(Page image transcription data)
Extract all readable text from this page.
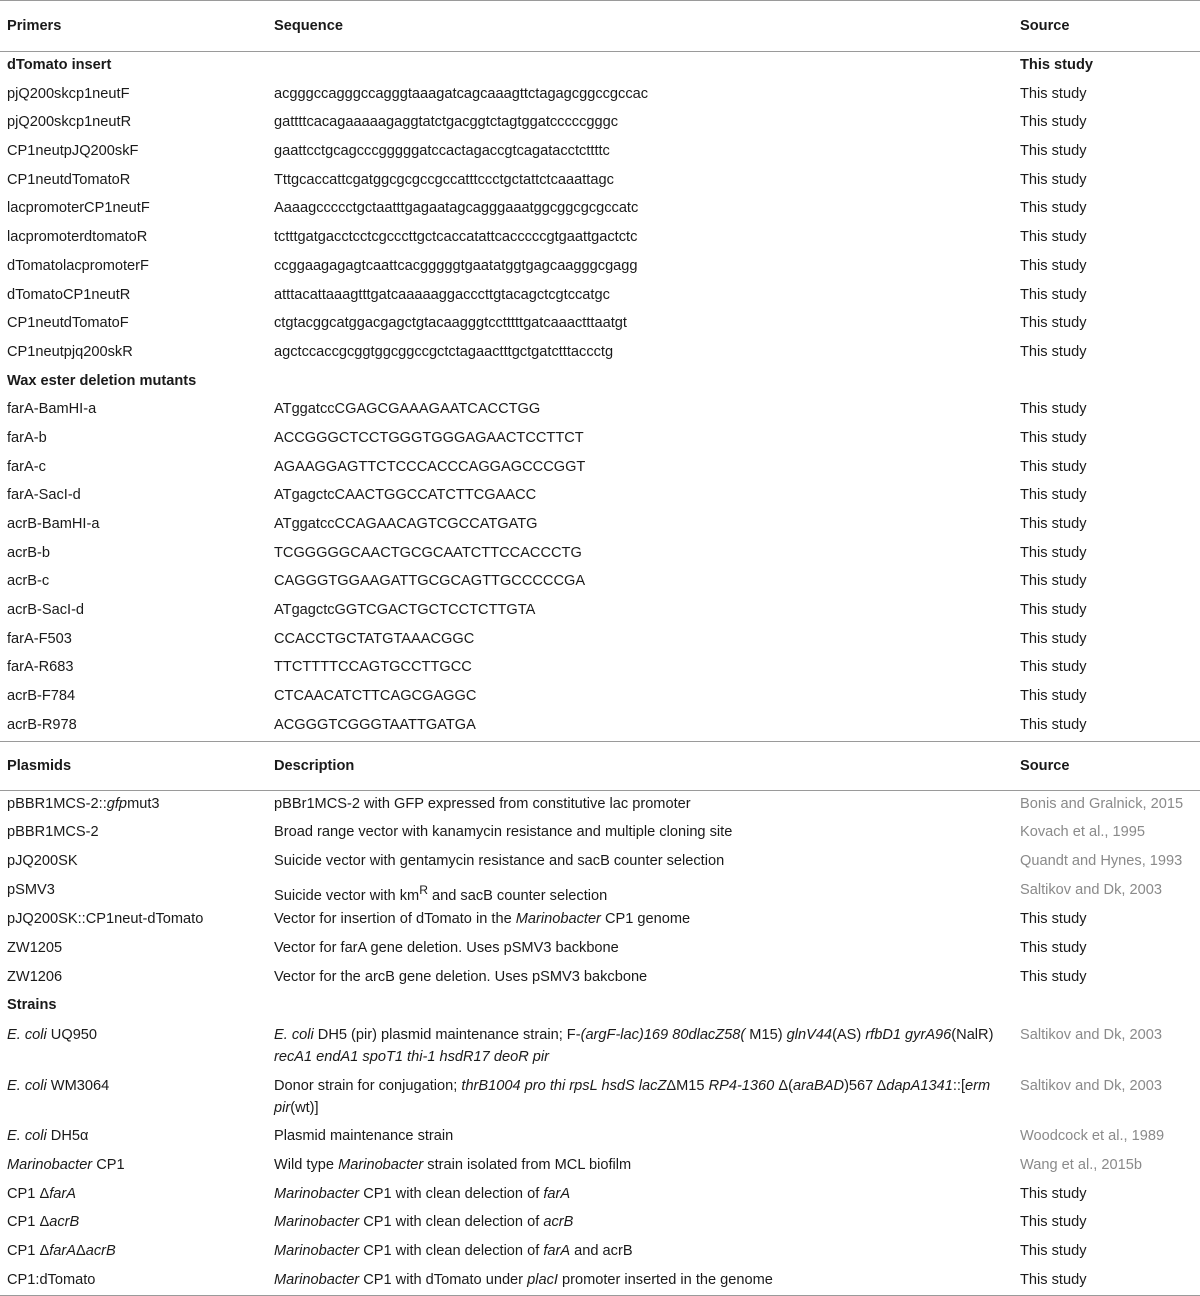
Primers	Sequence	Source
dTomato insert		This study
pjQ200skcp1neutF	acgggccagggccagggtaaagatcagcaaagttctagagcggccgccac	This study
pjQ200skcp1neutR	gattttcacagaaaaagaggtatctgacggtctagtggatcccccgggc	This study
CP1neutpJQ200skF	gaattcctgcagcccgggggatccactagaccgtcagatacctcttttc	This study
CP1neutdTomatoR	Tttgcaccattcgatggcgcgccgccatttccctgctattctcaaattagc	This study
lacpromoterCP1neutF	Aaaagccccctgctaatttgagaatagcagggaaatggcggcgcgccatc	This study
lacpromoterdtomatoR	tctttgatgacctcctcgcccttgctcaccatattcacccccgtgaattgactctc	This study
dTomatolacpromoterF	ccggaagagagtcaattcacgggggtgaatatggtgagcaagggcgagg	This study
dTomatoCP1neutR	atttacattaaagtttgatcaaaaaggacccttgtacagctcgtccatgc	This study
CP1neutdTomatoF	ctgtacggcatggacgagctgtacaagggtcctttttgatcaaactttaatgt	This study
CP1neutpjq200skR	agctccaccgcggtggcggccgctctagaactttgctgatctttaccctg	This study
Wax ester deletion mutants		
farA-BamHI-a	ATggatccCGAGCGAAAGAATCACCTGG	This study
farA-b	ACCGGGCTCCTGGGTGGGAGAACTCCTTCT	This study
farA-c	AGAAGGAGTTCTCCCACCCAGGAGCCCGGT	This study
farA-SacI-d	ATgagctcCAACTGGCCATCTTCGAACC	This study
acrB-BamHI-a	ATggatccCCAGAACAGTCGCCATGATG	This study
acrB-b	TCGGGGGCAACTGCGCAATCTTCCACCCTG	This study
acrB-c	CAGGGTGGAAGATTGCGCAGTTGCCCCCGA	This study
acrB-SacI-d	ATgagctcGGTCGACTGCTCCTCTTGTA	This study
farA-F503	CCACCTGCTATGTAAACGGC	This study
farA-R683	TTCTTTTCCAGTGCCTTGCC	This study
acrB-F784	CTCAACATCTTCAGCGAGGC	This study
acrB-R978	ACGGGTCGGGTAATTGATGA	This study
Plasmids	Description	Source
pBBR1MCS-2::gfpmut3	pBBr1MCS-2 with GFP expressed from constitutive lac promoter	Bonis and Gralnick, 2015
pBBR1MCS-2	Broad range vector with kanamycin resistance and multiple cloning site	Kovach et al., 1995
pJQ200SK	Suicide vector with gentamycin resistance and sacB counter selection	Quandt and Hynes, 1993
pSMV3	Suicide vector with $km^R$ and sacB counter selection	Saltikov and Dk, 2003
pJQ200SK::CP1neut-dTomato	Vector for insertion of dTomato in the Marinobacter CP1 genome	This study
ZW1205	Vector for farA gene deletion. Uses pSMV3 backbone	This study
ZW1206	Vector for the arcB gene deletion. Uses pSMV3 bakcbone	This study
Strains		
E. coli UQ950	E. coli DH5 (pir) plasmid maintenance strain; F-(argF-lac)169 80dlacZ58( M15) glnV44(AS) rfbD1 gyrA96(NalR) recA1 endA1 spoT1 thi-1 hsdR17 deoR pir	Saltikov and Dk, 2003
E. coli WM3064	Donor strain for conjugation; thrB1004 pro thi rpsL hsdS lacZΔM15 RP4-1360 Δ(araBAD)567 ΔdapA1341::[erm pir(wt)]	Saltikov and Dk, 2003
E. coli DH5α	Plasmid maintenance strain	Woodcock et al., 1989
Marinobacter CP1	Wild type Marinobacter strain isolated from MCL biofilm	Wang et al., 2015b
CP1 ΔfarA	Marinobacter CP1 with clean delection of farA	This study
CP1 ΔacrB	Marinobacter CP1 with clean delection of acrB	This study
CP1 ΔfarAΔacrB	Marinobacter CP1 with clean delection of farA and acrB	This study
CP1:dTomato	Marinobacter CP1 with dTomato under placI promoter inserted in the genome	This study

-- TASK GOAL --
With images omitted, retype the data word for word.

-- TASK SOLUTION --
Extract all readable text from this page.
Primers	Sequence	Source
dTomato insert		This study
pjQ200skcp1neutF	acgggccagggccagggtaaagatcagcaaagttctagagcggccgccac	This study
pjQ200skcp1neutR	gattttcacagaaaaagaggtatctgacggtctagtggatcccccgggc	This study
CP1neutpJQ200skF	gaattcctgcagcccgggggatccactagaccgtcagatacctcttttc	This study
CP1neutdTomatoR	Tttgcaccattcgatggcgcgccgccatttccctgctattctcaaattagc	This study
lacpromoterCP1neutF	Aaaagccccctgctaatttgagaatagcagggaaatggcggcgcgccatc	This study
lacpromoterdtomatoR	tctttgatgacctcctcgcccttgctcaccatattcacccccgtgaattgactctc	This study
dTomatolacpromoterF	ccggaagagagtcaattcacgggggtgaatatggtgagcaagggcgagg	This study
dTomatoCP1neutR	atttacattaaagtttgatcaaaaaggacccttgtacagctcgtccatgc	This study
CP1neutdTomatoF	ctgtacggcatggacgagctgtacaagggtcctttttgatcaaactttaatgt	This study
CP1neutpjq200skR	agctccaccgcggtggcggccgctctagaactttgctgatctttaccctg	This study
Wax ester deletion mutants		
farA-BamHI-a	ATggatccCGAGCGAAAGAATCACCTGG	This study
farA-b	ACCGGGCTCCTGGGTGGGAGAACTCCTTCT	This study
farA-c	AGAAGGAGTTCTCCCACCCAGGAGCCCGGT	This study
farA-SacI-d	ATgagctcCAACTGGCCATCTTCGAACC	This study
acrB-BamHI-a	ATggatccCCAGAACAGTCGCCATGATG	This study
acrB-b	TCGGGGGCAACTGCGCAATCTTCCACCCTG	This study
acrB-c	CAGGGTGGAAGATTGCGCAGTTGCCCCCGA	This study
acrB-SacI-d	ATgagctcGGTCGACTGCTCCTCTTGTA	This study
farA-F503	CCACCTGCTATGTAAACGGC	This study
farA-R683	TTCTTTTCCAGTGCCTTGCC	This study
acrB-F784	CTCAACATCTTCAGCGAGGC	This study
acrB-R978	ACGGGTCGGGTAATTGATGA	This study
Plasmids	Description	Source
pBBR1MCS-2::gfpmut3	pBBr1MCS-2 with GFP expressed from constitutive lac promoter	Bonis and Gralnick, 2015
pBBR1MCS-2	Broad range vector with kanamycin resistance and multiple cloning site	Kovach et al., 1995
pJQ200SK	Suicide vector with gentamycin resistance and sacB counter selection	Quandt and Hynes, 1993
pSMV3	Suicide vector with $km^R$ and sacB counter selection	Saltikov and Dk, 2003
pJQ200SK::CP1neut-dTomato	Vector for insertion of dTomato in the Marinobacter CP1 genome	This study
ZW1205	Vector for farA gene deletion. Uses pSMV3 backbone	This study
ZW1206	Vector for the arcB gene deletion. Uses pSMV3 bakcbone	This study
Strains		
E. coli UQ950	E. coli DH5 (pir) plasmid maintenance strain; F-(argF-lac)169 80dlacZ58( M15) glnV44(AS) rfbD1 gyrA96(NalR) recA1 endA1 spoT1 thi-1 hsdR17 deoR pir	Saltikov and Dk, 2003
E. coli WM3064	Donor strain for conjugation; thrB1004 pro thi rpsL hsdS lacZΔM15 RP4-1360 Δ(araBAD)567 ΔdapA1341::[erm pir(wt)]	Saltikov and Dk, 2003
E. coli DH5α	Plasmid maintenance strain	Woodcock et al., 1989
Marinobacter CP1	Wild type Marinobacter strain isolated from MCL biofilm	Wang et al., 2015b
CP1 ΔfarA	Marinobacter CP1 with clean delection of farA	This study
CP1 ΔacrB	Marinobacter CP1 with clean delection of acrB	This study
CP1 ΔfarAΔacrB	Marinobacter CP1 with clean delection of farA and acrB	This study
CP1:dTomato	Marinobacter CP1 with dTomato under placI promoter inserted in the genome	This study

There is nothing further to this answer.